=== RECORDS FOR THE EXERCISE ===

----

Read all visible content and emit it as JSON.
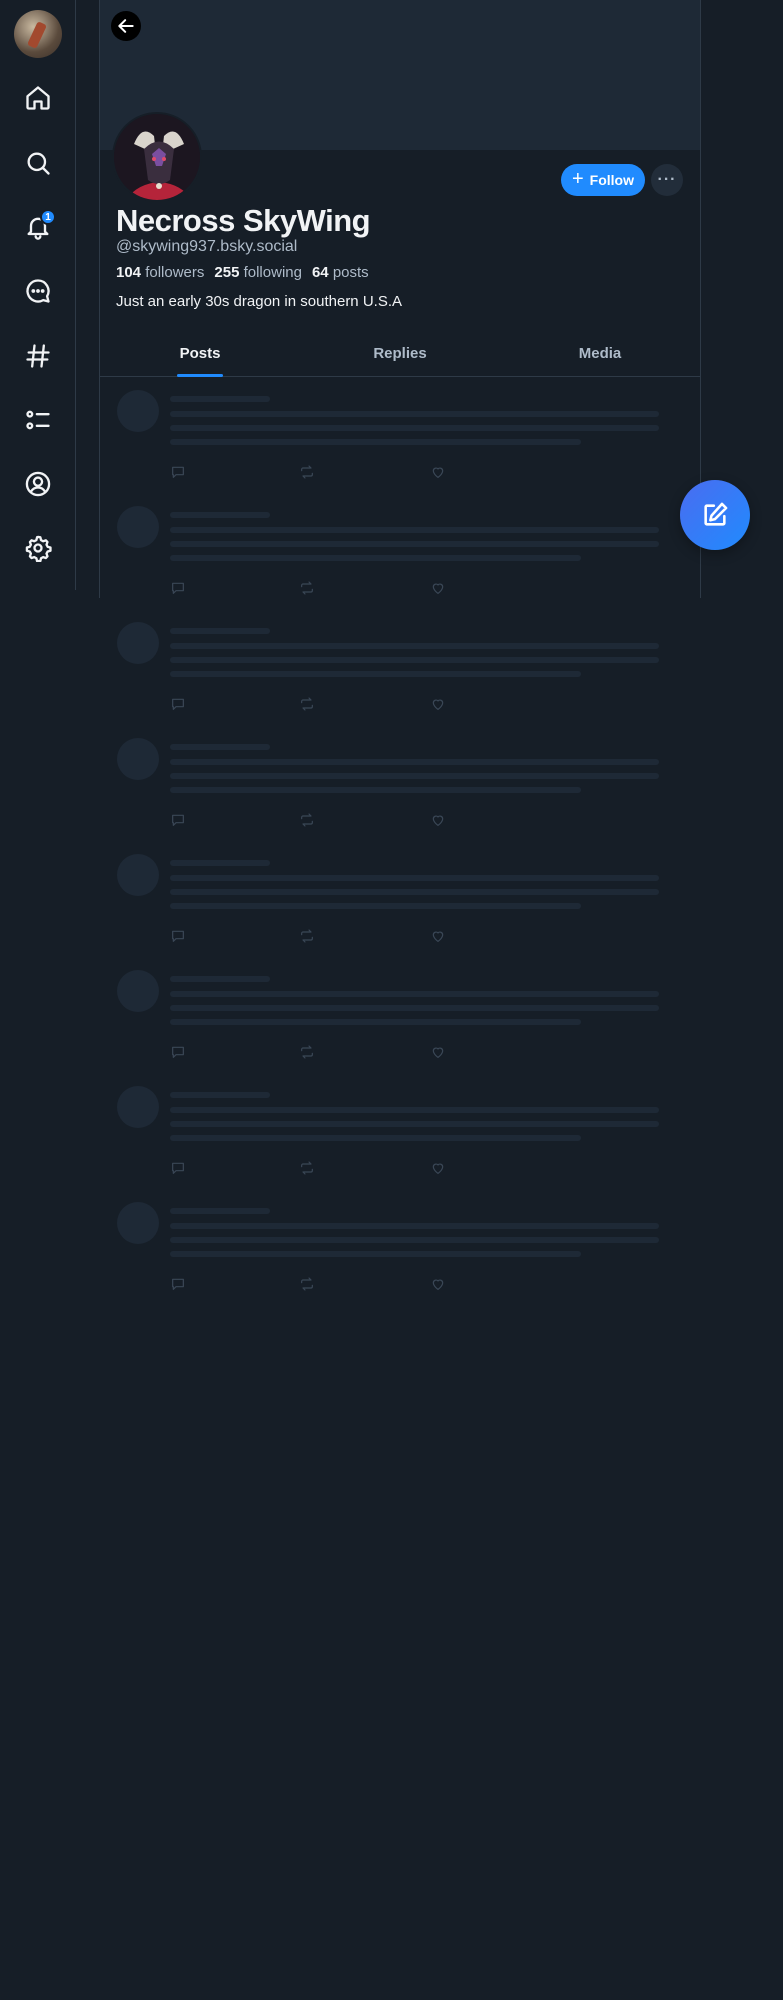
{
  "nav": {
    "items": [
      {
        "name": "home",
        "icon": "home-icon"
      },
      {
        "name": "search",
        "icon": "search-icon"
      },
      {
        "name": "notifications",
        "icon": "bell-icon",
        "badge": "1"
      },
      {
        "name": "chat",
        "icon": "chat-icon"
      },
      {
        "name": "feeds",
        "icon": "hashtag-icon"
      },
      {
        "name": "lists",
        "icon": "list-icon"
      },
      {
        "name": "profile",
        "icon": "user-circle-icon"
      },
      {
        "name": "settings",
        "icon": "gear-icon"
      }
    ]
  },
  "profile": {
    "display_name": "Necross SkyWing",
    "handle": "@skywing937.bsky.social",
    "followers_count": "104",
    "followers_label": "followers",
    "following_count": "255",
    "following_label": "following",
    "posts_count": "64",
    "posts_label": "posts",
    "bio": "Just an early 30s dragon in southern U.S.A",
    "follow_label": "Follow",
    "more_label": "···"
  },
  "tabs": [
    {
      "label": "Posts",
      "active": true
    },
    {
      "label": "Replies",
      "active": false
    },
    {
      "label": "Media",
      "active": false
    }
  ],
  "feed": {
    "skeleton_count": 8
  },
  "colors": {
    "background": "#161e27",
    "accent": "#208bfe",
    "border": "#2e3a47",
    "muted_text": "#aebbc9"
  }
}
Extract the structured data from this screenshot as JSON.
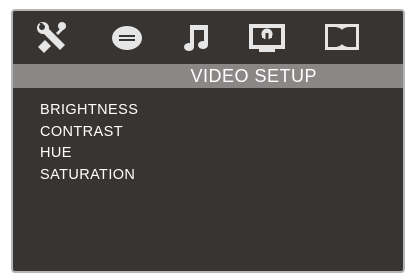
{
  "tabs": [
    {
      "icon": "tools-icon",
      "selected": false
    },
    {
      "icon": "disc-icon",
      "selected": false
    },
    {
      "icon": "music-note-icon",
      "selected": false
    },
    {
      "icon": "video-monitor-icon",
      "selected": true
    },
    {
      "icon": "dolby-icon",
      "selected": false
    }
  ],
  "header": {
    "title": "VIDEO SETUP"
  },
  "menu": {
    "items": [
      {
        "label": "BRIGHTNESS"
      },
      {
        "label": "CONTRAST"
      },
      {
        "label": "HUE"
      },
      {
        "label": "SATURATION"
      }
    ]
  },
  "colors": {
    "panel_background": "#373432",
    "title_bar": "#8a8786",
    "text": "#ffffff",
    "icon": "#e6e6e6"
  }
}
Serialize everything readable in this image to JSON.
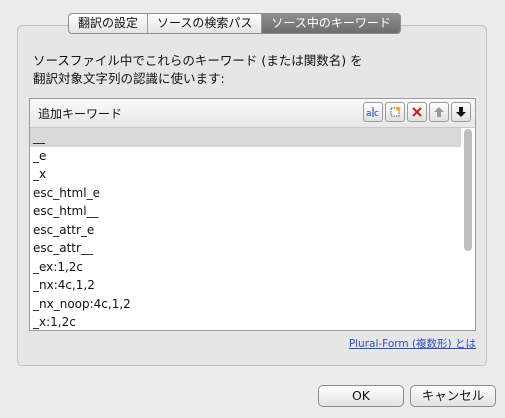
{
  "tabs": [
    {
      "label": "翻訳の設定",
      "active": false
    },
    {
      "label": "ソースの検索パス",
      "active": false
    },
    {
      "label": "ソース中のキーワード",
      "active": true
    }
  ],
  "description_line1": "ソースファイル中でこれらのキーワード (または関数名) を",
  "description_line2": "翻訳対象文字列の認識に使います:",
  "list": {
    "header": "追加キーワード",
    "items": [
      "__",
      "_e",
      "_x",
      "esc_html_e",
      "esc_html__",
      "esc_attr_e",
      "esc_attr__",
      "_ex:1,2c",
      "_nx:4c,1,2",
      "_nx_noop:4c,1,2",
      "_x:1,2c"
    ],
    "selected_index": 0,
    "toolbar_icons": [
      "rename-icon",
      "add-icon",
      "delete-icon",
      "move-up-icon",
      "move-down-icon"
    ]
  },
  "plural_link": "Plural-Form (複数形) とは",
  "buttons": {
    "ok": "OK",
    "cancel": "キャンセル"
  },
  "colors": {
    "active_tab": "#7d7d7d",
    "link": "#2a4fc1",
    "delete_red": "#cc1f1f"
  }
}
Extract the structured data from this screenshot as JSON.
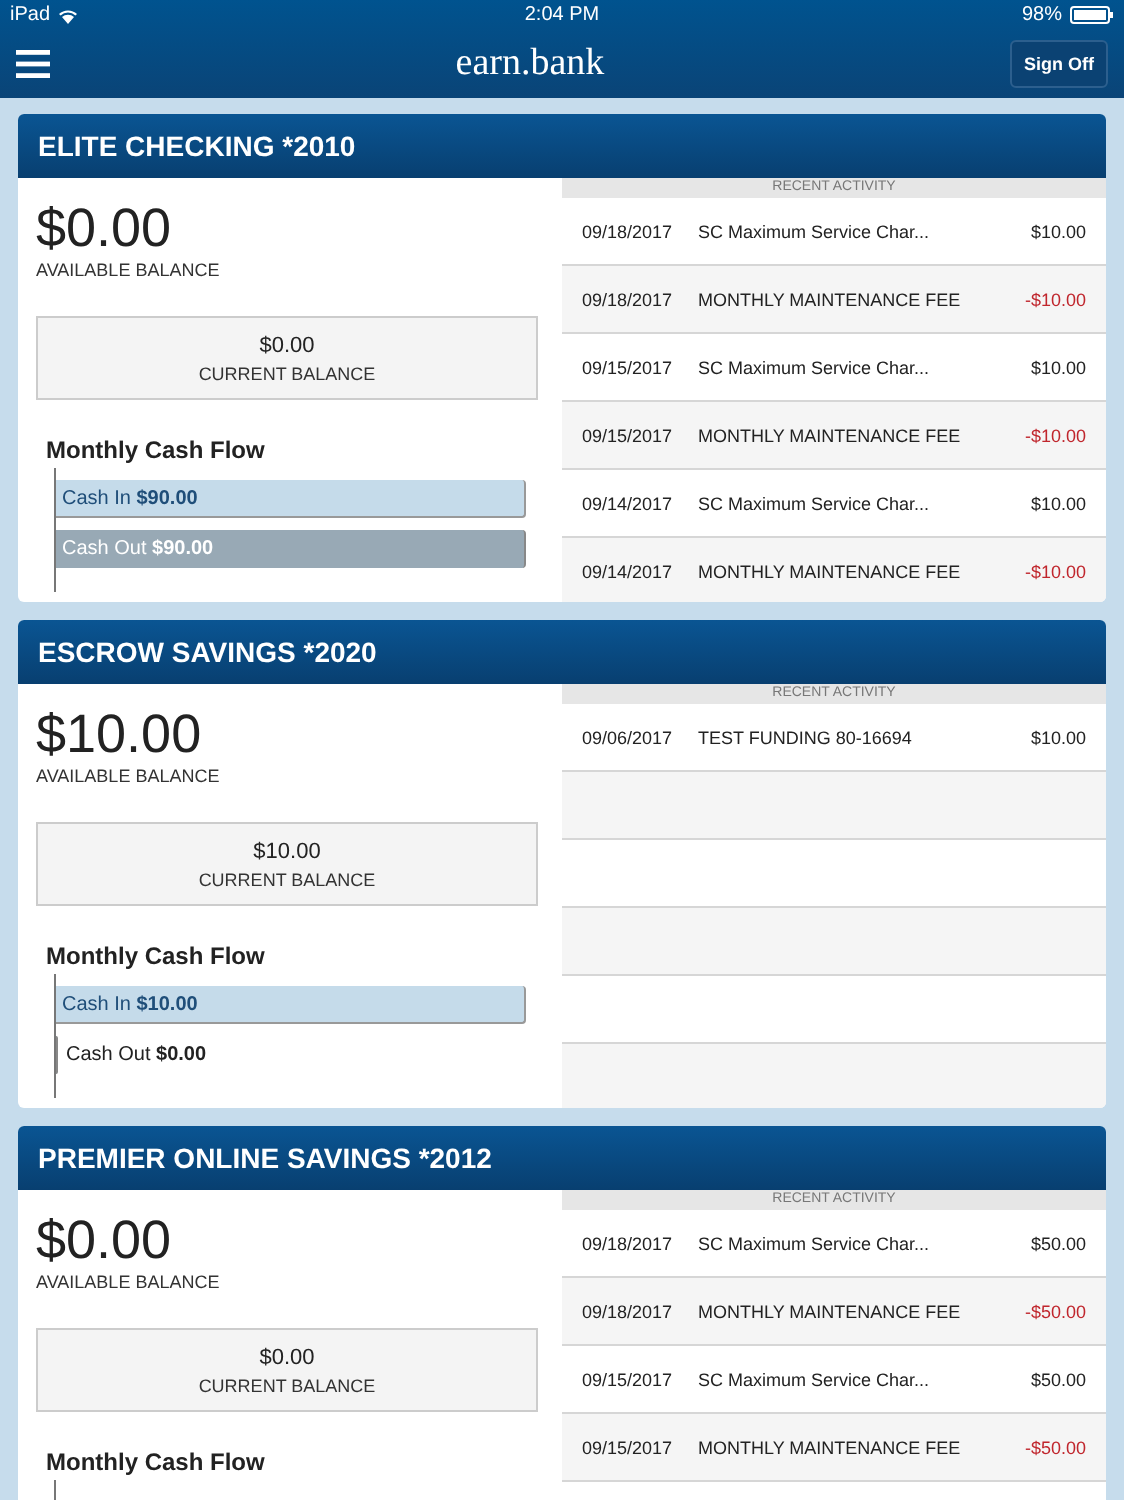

----

=== WHAT IS NEEDED ===
Repeat the material verbatim. Do not carry over any picture.

=== FINISHED ANSWER ===
Read all visible content and emit it as JSON.
{
  "nav": {
    "items": [
      {
        "name": "home",
        "icon": "home-icon"
      },
      {
        "name": "search",
        "icon": "search-icon"
      },
      {
        "name": "notifications",
        "icon": "bell-icon",
        "badge": "1"
      },
      {
        "name": "chat",
        "icon": "chat-icon"
      },
      {
        "name": "feeds",
        "icon": "hashtag-icon"
      },
      {
        "name": "lists",
        "icon": "list-icon"
      },
      {
        "name": "profile",
        "icon": "user-circle-icon"
      },
      {
        "name": "settings",
        "icon": "gear-icon"
      }
    ]
  },
  "profile": {
    "display_name": "Necross SkyWing",
    "handle": "@skywing937.bsky.social",
    "followers_count": "104",
    "followers_label": "followers",
    "following_count": "255",
    "following_label": "following",
    "posts_count": "64",
    "posts_label": "posts",
    "bio": "Just an early 30s dragon in southern U.S.A",
    "follow_label": "Follow",
    "more_label": "···"
  },
  "tabs": [
    {
      "label": "Posts",
      "active": true
    },
    {
      "label": "Replies",
      "active": false
    },
    {
      "label": "Media",
      "active": false
    }
  ],
  "feed": {
    "skeleton_count": 8
  },
  "colors": {
    "background": "#161e27",
    "accent": "#208bfe",
    "border": "#2e3a47",
    "muted_text": "#aebbc9"
  }
}
Extract the structured data from this screenshot as JSON.
{
  "tabs": [
    {
      "icon": "tools-icon",
      "selected": false
    },
    {
      "icon": "disc-icon",
      "selected": false
    },
    {
      "icon": "music-note-icon",
      "selected": false
    },
    {
      "icon": "video-monitor-icon",
      "selected": true
    },
    {
      "icon": "dolby-icon",
      "selected": false
    }
  ],
  "header": {
    "title": "VIDEO SETUP"
  },
  "menu": {
    "items": [
      {
        "label": "BRIGHTNESS"
      },
      {
        "label": "CONTRAST"
      },
      {
        "label": "HUE"
      },
      {
        "label": "SATURATION"
      }
    ]
  },
  "colors": {
    "panel_background": "#373432",
    "title_bar": "#8a8786",
    "text": "#ffffff",
    "icon": "#e6e6e6"
  }
}
Serialize everything readable in this image to JSON.
{
  "tabs": [
    {
      "label": "翻訳の設定",
      "active": false
    },
    {
      "label": "ソースの検索パス",
      "active": false
    },
    {
      "label": "ソース中のキーワード",
      "active": true
    }
  ],
  "description_line1": "ソースファイル中でこれらのキーワード (または関数名) を",
  "description_line2": "翻訳対象文字列の認識に使います:",
  "list": {
    "header": "追加キーワード",
    "items": [
      "__",
      "_e",
      "_x",
      "esc_html_e",
      "esc_html__",
      "esc_attr_e",
      "esc_attr__",
      "_ex:1,2c",
      "_nx:4c,1,2",
      "_nx_noop:4c,1,2",
      "_x:1,2c"
    ],
    "selected_index": 0,
    "toolbar_icons": [
      "rename-icon",
      "add-icon",
      "delete-icon",
      "move-up-icon",
      "move-down-icon"
    ]
  },
  "plural_link": "Plural-Form (複数形) とは",
  "buttons": {
    "ok": "OK",
    "cancel": "キャンセル"
  },
  "colors": {
    "active_tab": "#7d7d7d",
    "link": "#2a4fc1",
    "delete_red": "#cc1f1f"
  }
}
Extract the structured data from this screenshot as JSON.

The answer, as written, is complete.